Work to complete -
Determine which lines contain the word "xlabel", then copy those lines.

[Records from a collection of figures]
##########

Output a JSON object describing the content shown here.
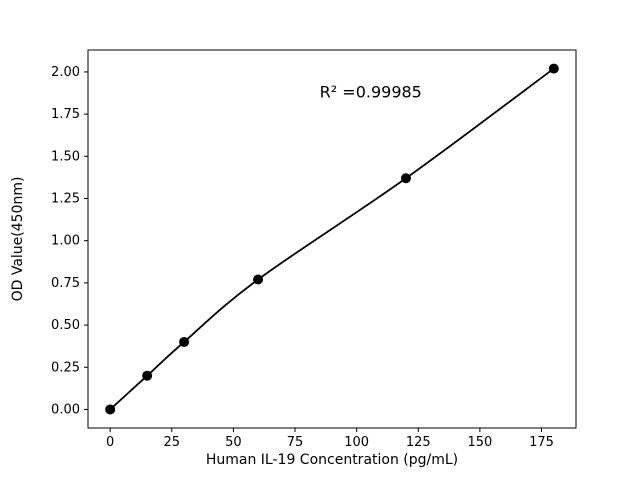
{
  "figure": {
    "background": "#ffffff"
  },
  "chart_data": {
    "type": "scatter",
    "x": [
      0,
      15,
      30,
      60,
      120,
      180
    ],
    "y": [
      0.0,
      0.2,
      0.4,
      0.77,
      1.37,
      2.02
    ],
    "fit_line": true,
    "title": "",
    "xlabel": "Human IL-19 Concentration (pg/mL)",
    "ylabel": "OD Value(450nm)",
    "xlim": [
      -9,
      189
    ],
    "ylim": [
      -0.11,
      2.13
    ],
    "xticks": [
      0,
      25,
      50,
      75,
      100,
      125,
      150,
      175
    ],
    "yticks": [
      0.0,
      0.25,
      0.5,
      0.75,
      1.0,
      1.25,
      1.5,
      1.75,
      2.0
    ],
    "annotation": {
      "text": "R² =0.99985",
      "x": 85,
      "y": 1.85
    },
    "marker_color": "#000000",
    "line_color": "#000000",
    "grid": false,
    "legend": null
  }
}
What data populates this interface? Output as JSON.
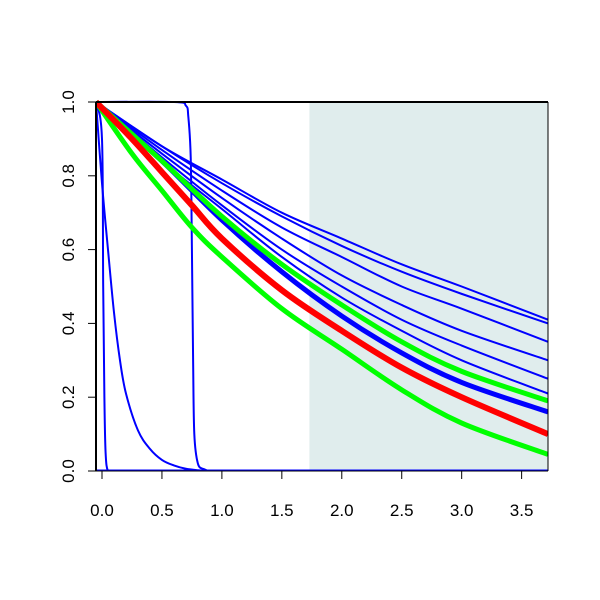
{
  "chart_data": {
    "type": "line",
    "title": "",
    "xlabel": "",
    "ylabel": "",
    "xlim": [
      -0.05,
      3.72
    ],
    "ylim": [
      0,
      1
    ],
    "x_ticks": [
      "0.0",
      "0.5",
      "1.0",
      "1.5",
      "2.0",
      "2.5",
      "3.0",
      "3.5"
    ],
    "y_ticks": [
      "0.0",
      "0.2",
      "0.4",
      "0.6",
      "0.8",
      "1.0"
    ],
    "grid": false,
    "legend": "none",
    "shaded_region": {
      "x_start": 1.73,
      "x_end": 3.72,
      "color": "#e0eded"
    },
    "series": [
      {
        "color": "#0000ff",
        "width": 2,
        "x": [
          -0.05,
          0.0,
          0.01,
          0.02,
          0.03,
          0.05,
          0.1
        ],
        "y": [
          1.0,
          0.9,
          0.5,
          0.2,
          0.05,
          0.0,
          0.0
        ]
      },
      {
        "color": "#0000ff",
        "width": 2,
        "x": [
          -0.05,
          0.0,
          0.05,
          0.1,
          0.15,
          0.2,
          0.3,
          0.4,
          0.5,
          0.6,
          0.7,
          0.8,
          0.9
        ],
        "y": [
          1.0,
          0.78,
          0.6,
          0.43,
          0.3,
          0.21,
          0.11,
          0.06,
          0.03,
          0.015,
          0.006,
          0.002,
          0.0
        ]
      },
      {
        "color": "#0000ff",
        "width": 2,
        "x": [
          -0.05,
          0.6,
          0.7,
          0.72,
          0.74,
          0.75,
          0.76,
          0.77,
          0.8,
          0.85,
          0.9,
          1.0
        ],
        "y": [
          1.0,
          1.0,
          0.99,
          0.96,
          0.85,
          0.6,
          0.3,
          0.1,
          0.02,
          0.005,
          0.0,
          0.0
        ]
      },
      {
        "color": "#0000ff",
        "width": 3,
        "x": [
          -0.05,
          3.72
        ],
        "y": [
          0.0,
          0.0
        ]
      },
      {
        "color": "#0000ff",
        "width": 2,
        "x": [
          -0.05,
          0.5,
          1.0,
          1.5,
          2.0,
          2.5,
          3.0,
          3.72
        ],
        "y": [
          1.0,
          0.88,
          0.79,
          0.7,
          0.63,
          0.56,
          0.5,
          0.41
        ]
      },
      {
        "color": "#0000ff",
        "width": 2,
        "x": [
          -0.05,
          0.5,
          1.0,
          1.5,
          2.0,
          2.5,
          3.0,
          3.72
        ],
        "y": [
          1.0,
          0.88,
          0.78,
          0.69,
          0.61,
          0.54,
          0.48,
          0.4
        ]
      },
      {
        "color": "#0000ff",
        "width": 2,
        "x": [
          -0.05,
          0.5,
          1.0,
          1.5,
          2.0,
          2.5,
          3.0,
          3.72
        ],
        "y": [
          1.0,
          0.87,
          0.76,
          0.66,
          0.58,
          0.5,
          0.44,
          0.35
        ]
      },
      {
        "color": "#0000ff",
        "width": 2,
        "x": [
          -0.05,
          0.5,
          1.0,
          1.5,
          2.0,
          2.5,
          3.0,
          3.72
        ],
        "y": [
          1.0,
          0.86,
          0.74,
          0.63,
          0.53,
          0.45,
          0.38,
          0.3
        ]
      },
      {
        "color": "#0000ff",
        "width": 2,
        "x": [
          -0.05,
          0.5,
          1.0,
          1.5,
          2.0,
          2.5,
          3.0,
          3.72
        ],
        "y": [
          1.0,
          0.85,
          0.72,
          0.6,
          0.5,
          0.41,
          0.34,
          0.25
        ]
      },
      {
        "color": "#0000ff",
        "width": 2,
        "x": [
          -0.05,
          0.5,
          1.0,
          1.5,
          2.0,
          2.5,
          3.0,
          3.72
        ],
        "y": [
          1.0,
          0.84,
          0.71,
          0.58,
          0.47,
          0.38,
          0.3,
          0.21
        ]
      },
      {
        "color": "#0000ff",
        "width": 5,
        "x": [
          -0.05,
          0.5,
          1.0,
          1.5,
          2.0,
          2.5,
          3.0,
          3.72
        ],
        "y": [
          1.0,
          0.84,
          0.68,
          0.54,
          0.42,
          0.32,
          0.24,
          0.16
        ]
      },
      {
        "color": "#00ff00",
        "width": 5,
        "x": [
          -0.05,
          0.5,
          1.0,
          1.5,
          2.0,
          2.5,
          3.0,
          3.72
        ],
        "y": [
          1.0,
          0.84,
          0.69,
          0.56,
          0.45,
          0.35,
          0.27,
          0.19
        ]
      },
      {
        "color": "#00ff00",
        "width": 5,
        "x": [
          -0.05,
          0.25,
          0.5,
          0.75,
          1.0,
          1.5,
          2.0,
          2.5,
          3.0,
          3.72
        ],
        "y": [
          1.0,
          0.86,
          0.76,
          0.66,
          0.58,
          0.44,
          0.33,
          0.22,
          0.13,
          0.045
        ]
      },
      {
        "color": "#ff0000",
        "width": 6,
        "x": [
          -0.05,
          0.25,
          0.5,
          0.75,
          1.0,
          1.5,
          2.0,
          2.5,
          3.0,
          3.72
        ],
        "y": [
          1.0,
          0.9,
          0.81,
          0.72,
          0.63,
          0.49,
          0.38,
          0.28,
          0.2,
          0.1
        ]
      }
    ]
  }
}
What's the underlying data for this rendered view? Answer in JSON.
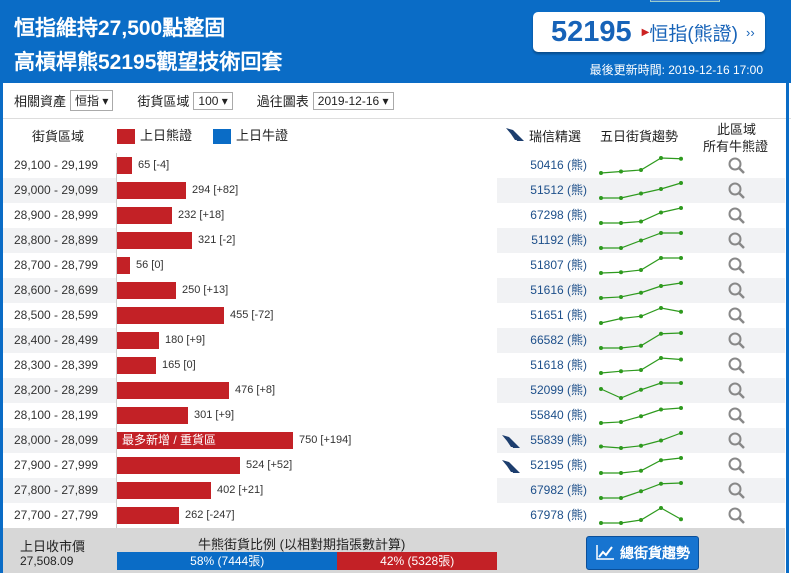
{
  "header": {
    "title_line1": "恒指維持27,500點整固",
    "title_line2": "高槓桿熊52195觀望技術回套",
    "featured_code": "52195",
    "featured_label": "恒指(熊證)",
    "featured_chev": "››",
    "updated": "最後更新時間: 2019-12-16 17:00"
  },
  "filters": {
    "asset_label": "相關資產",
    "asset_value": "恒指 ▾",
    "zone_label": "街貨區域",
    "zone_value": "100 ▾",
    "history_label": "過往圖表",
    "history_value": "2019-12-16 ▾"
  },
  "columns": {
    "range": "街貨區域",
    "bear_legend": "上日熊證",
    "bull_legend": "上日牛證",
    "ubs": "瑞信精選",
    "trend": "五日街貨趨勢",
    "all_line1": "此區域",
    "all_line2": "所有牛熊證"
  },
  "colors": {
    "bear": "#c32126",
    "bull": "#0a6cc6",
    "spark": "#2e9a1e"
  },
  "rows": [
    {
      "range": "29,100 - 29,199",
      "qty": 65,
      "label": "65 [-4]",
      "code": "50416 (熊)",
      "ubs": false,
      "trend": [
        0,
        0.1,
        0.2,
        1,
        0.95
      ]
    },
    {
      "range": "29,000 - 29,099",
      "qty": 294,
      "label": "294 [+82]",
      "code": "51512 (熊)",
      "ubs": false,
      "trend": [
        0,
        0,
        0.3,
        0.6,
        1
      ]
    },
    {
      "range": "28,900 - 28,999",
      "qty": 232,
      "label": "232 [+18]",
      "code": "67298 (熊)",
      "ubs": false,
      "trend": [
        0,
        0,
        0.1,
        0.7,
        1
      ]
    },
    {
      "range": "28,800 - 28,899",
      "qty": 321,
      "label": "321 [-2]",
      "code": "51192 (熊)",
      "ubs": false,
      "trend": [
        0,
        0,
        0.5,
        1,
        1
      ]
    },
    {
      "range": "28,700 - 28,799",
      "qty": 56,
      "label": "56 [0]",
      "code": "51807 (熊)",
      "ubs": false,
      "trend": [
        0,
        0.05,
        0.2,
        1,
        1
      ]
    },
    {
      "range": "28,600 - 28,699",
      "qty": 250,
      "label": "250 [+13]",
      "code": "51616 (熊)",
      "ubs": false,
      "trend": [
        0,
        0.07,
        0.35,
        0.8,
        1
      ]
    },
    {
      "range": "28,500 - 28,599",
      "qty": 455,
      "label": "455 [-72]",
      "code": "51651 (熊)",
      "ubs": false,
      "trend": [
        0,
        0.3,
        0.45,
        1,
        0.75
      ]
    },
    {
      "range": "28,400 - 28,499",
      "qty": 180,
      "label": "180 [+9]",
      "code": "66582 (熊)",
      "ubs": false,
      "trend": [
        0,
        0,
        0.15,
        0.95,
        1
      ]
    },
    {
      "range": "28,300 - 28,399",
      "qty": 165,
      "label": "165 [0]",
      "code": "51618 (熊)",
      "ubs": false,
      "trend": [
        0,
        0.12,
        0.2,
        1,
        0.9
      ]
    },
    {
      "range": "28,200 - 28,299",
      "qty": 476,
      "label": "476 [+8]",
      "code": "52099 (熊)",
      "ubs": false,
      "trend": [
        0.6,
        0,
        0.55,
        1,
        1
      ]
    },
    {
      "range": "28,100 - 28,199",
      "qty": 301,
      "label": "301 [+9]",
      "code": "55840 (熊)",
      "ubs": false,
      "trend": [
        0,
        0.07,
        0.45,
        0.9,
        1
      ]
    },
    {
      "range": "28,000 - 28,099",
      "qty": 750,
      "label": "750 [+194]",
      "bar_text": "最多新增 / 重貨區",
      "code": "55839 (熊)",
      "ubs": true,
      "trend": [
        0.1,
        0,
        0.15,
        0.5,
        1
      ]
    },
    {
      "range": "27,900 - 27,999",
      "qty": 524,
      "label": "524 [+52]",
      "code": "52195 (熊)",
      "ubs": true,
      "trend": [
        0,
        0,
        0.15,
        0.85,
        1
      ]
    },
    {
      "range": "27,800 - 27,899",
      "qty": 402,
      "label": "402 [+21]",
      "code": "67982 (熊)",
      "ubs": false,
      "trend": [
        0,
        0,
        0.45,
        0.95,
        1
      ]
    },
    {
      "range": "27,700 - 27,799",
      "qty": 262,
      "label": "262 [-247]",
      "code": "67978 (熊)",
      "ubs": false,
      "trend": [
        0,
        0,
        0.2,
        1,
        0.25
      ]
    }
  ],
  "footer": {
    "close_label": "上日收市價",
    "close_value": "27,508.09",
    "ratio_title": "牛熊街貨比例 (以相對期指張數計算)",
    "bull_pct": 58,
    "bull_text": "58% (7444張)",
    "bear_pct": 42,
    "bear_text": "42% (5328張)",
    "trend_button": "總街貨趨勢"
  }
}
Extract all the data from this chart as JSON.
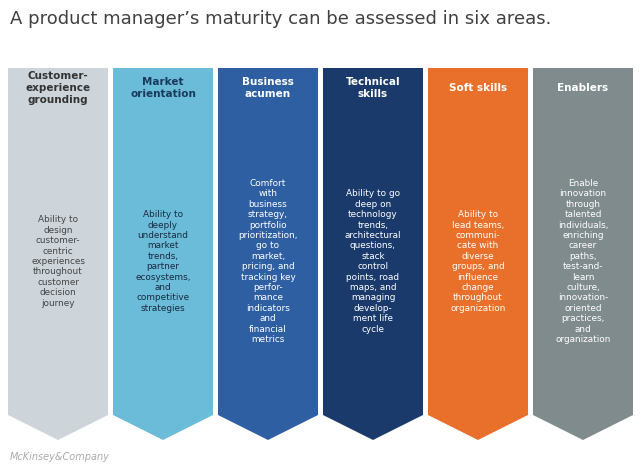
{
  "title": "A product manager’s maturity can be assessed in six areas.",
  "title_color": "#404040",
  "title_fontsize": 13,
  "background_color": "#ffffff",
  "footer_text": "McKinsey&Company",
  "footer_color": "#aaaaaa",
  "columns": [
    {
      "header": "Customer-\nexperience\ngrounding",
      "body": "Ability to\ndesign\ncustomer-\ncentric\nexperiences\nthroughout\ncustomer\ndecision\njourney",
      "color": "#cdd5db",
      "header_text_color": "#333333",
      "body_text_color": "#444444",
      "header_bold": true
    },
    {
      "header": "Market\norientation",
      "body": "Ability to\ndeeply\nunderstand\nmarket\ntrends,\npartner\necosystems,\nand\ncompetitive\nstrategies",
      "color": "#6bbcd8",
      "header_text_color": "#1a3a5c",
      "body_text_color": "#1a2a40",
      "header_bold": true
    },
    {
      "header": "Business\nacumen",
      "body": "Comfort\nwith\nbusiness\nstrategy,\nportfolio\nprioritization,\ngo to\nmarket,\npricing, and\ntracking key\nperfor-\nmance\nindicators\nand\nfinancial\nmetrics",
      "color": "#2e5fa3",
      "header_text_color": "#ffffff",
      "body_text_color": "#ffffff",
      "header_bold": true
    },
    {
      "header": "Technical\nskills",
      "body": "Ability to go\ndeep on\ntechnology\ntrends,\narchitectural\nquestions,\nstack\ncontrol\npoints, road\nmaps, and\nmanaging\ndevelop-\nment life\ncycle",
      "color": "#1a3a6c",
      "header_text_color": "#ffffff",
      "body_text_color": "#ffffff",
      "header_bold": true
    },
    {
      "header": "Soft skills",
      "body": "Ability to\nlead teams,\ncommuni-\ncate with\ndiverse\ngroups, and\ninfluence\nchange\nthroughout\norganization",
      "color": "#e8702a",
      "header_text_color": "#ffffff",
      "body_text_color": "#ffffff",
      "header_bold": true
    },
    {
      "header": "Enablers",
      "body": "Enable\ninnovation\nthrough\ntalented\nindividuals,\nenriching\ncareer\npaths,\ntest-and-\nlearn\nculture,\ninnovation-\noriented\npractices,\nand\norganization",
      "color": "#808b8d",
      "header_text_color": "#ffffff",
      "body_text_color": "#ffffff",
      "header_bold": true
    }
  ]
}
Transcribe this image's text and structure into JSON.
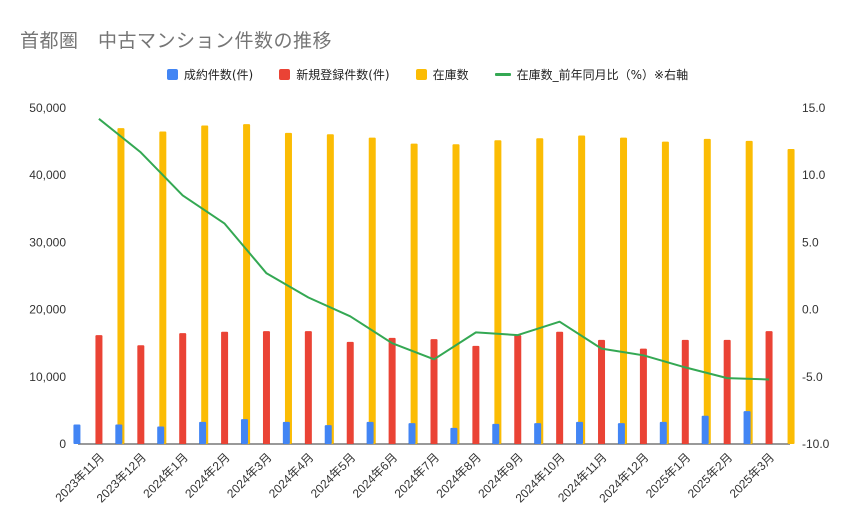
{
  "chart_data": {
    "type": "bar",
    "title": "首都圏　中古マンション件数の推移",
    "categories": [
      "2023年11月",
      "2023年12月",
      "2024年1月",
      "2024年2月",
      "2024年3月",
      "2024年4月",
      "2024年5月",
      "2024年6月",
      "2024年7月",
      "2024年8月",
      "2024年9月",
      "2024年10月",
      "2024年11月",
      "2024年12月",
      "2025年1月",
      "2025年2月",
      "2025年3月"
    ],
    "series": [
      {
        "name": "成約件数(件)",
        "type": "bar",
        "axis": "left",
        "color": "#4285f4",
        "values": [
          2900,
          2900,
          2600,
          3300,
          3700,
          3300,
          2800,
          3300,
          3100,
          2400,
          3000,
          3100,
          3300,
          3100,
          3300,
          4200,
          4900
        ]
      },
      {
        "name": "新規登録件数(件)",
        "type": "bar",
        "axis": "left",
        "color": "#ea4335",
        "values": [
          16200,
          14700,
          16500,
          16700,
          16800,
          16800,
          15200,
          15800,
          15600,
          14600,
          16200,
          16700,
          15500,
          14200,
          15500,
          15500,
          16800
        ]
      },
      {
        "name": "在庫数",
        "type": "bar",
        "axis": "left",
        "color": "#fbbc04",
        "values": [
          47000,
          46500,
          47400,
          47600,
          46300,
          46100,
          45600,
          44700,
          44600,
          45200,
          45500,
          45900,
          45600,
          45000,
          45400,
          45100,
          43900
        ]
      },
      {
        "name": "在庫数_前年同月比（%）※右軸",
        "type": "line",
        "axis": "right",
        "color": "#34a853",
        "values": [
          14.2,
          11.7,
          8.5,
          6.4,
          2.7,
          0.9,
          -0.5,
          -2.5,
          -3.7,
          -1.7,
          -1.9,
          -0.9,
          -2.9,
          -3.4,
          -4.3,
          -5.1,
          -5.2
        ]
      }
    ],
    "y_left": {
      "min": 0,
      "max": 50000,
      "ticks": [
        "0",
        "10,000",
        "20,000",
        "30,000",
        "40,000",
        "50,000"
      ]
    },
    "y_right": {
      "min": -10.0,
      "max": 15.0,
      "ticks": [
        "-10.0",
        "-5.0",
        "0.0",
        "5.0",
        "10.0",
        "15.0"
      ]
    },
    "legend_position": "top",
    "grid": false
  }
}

##########

Full response -
    "xlabel": "Human IL-19 Concentration (pg/mL)",
    "xlabel": "",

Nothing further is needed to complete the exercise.